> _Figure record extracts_
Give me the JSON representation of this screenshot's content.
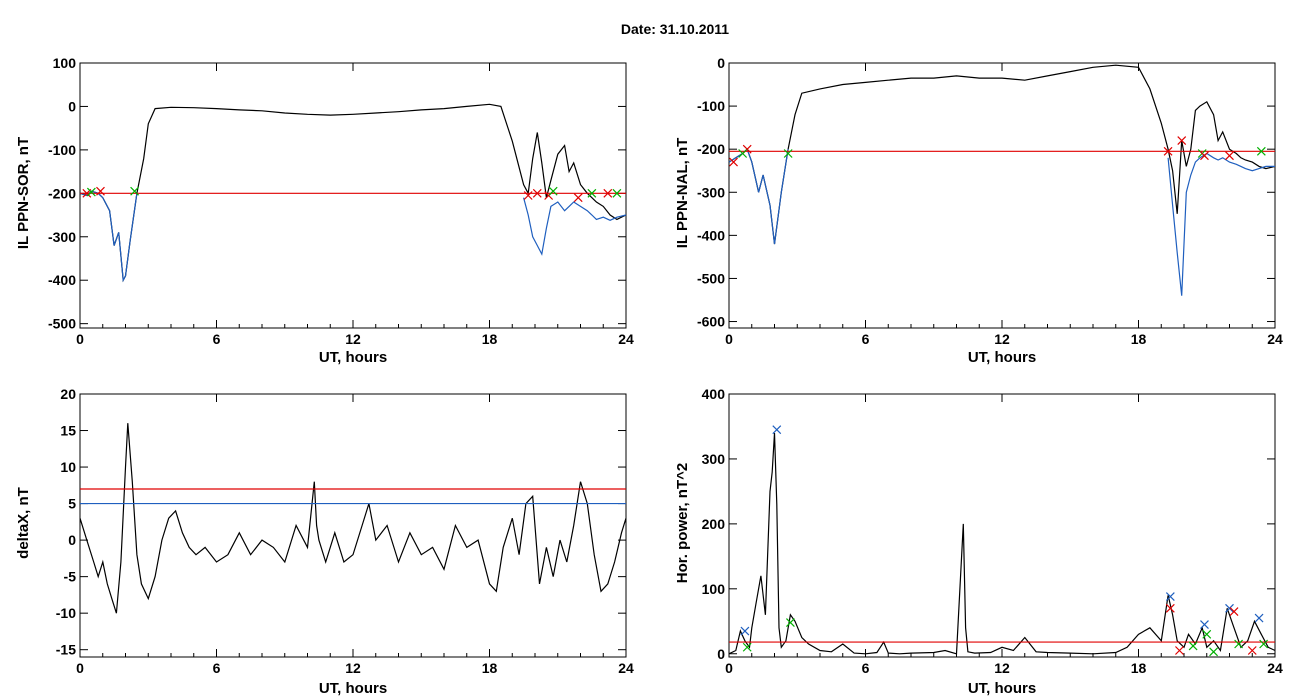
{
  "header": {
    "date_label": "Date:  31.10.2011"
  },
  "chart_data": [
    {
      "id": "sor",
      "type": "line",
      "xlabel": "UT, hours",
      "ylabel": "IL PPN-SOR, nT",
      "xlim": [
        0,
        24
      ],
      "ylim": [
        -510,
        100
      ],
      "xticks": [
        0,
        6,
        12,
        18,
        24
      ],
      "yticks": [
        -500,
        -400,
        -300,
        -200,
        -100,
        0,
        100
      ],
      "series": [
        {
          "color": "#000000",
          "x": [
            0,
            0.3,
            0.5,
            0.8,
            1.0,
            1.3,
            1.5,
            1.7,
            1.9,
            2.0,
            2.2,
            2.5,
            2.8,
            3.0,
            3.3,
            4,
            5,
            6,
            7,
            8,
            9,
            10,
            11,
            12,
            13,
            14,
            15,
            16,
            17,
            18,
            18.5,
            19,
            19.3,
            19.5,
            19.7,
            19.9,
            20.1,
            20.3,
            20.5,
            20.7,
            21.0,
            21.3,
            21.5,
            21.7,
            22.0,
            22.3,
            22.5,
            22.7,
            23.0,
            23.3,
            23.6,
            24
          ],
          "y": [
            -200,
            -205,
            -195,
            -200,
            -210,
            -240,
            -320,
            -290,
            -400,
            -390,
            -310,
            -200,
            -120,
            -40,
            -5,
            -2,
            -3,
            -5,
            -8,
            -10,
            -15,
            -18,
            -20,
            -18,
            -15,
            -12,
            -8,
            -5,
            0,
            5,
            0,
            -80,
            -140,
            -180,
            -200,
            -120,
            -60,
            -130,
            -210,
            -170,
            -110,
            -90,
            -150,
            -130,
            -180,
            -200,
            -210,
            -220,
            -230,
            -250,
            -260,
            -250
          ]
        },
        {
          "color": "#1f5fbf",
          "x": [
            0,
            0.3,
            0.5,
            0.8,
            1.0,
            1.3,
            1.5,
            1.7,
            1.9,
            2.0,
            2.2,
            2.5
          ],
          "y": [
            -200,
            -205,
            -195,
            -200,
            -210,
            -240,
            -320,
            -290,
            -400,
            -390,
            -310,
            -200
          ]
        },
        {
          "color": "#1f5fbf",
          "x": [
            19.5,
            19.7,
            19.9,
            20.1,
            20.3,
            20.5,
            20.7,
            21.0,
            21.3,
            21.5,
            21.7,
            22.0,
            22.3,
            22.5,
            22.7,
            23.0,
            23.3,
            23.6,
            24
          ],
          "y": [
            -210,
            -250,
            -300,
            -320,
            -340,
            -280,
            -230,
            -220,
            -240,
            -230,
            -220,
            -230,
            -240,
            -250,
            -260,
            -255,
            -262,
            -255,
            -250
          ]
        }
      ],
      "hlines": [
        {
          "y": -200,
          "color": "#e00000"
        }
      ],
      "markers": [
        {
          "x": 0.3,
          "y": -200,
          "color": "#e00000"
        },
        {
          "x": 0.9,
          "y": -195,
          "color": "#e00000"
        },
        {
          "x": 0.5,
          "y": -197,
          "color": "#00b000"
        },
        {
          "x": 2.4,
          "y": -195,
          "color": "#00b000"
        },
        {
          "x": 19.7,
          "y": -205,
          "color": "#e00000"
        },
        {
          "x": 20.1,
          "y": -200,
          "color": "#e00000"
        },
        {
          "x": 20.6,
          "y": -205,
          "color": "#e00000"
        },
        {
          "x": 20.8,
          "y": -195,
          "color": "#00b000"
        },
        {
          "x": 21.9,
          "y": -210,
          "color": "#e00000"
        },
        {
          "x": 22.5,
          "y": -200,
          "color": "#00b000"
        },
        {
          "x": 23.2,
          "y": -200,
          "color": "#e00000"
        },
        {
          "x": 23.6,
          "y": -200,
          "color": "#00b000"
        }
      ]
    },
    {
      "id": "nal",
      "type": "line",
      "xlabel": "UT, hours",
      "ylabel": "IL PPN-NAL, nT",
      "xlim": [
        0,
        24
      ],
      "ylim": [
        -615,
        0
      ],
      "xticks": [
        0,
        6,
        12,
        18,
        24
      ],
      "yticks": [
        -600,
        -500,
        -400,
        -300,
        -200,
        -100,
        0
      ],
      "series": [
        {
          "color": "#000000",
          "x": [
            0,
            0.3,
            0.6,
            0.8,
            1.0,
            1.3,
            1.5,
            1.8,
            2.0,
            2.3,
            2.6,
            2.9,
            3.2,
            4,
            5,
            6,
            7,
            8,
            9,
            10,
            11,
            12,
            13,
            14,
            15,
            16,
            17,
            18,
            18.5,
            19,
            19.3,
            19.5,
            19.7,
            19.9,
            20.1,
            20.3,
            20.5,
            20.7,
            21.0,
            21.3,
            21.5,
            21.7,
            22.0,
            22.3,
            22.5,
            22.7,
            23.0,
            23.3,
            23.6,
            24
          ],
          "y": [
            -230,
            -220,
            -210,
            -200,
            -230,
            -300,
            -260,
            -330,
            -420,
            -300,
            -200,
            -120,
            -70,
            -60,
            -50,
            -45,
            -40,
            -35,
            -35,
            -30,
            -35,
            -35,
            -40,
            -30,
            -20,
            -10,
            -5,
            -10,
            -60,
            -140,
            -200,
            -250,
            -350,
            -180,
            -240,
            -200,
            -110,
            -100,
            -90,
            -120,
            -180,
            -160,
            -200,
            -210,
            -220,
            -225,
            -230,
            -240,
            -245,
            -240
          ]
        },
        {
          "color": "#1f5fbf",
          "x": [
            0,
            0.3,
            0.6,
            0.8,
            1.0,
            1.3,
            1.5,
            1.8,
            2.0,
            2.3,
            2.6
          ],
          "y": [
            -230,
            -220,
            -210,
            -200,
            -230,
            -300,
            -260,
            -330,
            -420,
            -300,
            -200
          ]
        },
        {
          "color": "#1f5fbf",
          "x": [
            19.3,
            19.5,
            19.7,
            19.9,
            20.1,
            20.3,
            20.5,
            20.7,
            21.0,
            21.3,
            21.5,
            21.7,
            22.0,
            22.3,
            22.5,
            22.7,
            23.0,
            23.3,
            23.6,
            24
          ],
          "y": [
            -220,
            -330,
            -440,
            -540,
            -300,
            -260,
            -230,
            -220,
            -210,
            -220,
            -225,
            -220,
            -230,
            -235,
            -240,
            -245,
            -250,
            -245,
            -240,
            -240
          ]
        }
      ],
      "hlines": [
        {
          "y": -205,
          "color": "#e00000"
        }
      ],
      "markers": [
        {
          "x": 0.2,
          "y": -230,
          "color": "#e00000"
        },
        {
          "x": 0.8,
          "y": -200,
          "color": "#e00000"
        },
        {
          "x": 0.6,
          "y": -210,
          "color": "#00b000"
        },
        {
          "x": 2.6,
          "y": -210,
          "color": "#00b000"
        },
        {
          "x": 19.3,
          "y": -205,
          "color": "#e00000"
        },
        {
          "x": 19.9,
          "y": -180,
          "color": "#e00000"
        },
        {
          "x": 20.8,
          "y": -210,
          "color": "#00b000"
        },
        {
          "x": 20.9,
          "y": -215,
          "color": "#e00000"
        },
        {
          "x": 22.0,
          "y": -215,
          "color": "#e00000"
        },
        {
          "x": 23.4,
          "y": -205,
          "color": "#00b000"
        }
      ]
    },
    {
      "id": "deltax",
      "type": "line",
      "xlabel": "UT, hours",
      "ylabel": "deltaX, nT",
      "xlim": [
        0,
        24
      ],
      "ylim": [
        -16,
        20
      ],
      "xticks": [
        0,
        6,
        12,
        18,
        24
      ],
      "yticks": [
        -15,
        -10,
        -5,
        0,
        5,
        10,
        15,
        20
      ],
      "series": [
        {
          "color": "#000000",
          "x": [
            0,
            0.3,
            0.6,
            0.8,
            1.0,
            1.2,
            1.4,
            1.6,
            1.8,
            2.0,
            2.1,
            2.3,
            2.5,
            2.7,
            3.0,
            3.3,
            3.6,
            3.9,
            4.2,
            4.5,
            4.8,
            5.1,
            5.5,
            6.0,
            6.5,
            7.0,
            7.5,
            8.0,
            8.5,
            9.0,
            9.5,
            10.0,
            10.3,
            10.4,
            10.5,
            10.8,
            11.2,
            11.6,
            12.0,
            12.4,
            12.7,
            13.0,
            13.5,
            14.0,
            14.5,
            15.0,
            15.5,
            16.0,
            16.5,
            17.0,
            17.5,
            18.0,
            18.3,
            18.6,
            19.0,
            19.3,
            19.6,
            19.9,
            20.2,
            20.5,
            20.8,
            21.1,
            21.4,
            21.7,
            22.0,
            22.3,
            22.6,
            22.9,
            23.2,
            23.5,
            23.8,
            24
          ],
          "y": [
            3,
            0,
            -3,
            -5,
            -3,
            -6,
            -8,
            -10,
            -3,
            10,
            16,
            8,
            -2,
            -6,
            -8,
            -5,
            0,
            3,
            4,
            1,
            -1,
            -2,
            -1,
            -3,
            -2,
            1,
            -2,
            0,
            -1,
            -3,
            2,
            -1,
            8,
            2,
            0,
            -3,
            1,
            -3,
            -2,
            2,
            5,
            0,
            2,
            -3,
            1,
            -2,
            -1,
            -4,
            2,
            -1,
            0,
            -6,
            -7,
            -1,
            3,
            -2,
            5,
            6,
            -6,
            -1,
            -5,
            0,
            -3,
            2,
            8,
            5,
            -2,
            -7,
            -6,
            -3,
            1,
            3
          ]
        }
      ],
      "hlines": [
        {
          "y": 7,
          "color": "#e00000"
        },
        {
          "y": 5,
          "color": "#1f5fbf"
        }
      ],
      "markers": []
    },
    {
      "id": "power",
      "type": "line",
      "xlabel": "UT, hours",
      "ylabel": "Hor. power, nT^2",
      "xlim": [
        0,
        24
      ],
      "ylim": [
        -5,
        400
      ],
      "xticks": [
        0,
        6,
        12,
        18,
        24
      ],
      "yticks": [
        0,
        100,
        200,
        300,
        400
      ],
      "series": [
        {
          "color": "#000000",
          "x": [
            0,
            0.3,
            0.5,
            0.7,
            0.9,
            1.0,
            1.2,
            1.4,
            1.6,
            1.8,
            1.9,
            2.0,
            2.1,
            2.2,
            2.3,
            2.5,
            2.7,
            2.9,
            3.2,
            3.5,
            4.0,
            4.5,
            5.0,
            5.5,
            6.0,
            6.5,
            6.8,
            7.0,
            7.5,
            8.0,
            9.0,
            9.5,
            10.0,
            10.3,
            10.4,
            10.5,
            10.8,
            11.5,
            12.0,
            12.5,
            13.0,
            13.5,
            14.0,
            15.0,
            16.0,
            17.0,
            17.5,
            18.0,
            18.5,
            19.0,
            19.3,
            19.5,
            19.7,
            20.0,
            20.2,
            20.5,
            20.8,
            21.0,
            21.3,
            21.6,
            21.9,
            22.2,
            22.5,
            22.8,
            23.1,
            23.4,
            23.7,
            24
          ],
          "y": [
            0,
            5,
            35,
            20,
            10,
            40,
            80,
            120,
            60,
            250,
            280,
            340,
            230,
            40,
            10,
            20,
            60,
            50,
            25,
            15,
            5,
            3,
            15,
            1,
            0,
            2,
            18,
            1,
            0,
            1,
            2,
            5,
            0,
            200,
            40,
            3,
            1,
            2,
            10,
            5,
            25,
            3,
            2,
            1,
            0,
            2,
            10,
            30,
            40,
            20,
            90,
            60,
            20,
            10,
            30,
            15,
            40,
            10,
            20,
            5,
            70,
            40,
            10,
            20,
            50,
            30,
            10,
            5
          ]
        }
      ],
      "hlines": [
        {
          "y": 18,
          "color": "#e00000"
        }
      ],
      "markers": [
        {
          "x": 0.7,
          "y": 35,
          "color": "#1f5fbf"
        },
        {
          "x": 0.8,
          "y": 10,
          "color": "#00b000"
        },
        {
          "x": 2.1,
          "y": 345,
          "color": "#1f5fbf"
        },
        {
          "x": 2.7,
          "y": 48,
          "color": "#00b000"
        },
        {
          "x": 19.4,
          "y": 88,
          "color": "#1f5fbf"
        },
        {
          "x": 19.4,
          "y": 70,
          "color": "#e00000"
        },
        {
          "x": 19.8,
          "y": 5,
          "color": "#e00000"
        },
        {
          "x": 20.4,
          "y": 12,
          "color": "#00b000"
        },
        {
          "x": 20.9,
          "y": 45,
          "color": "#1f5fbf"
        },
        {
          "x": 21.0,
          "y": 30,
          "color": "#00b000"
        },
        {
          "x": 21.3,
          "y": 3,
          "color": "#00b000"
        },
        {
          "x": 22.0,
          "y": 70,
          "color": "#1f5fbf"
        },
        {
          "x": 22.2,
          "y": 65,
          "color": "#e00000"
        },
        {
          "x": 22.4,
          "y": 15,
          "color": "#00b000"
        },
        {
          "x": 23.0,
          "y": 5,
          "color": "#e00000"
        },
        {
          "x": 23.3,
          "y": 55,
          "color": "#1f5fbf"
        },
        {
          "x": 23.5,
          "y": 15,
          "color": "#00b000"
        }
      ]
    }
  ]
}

> _SET TASK_
Your answer should be a single number: the count of lines holding the word "ylabel".

> _THE COMPLETED TASK_
4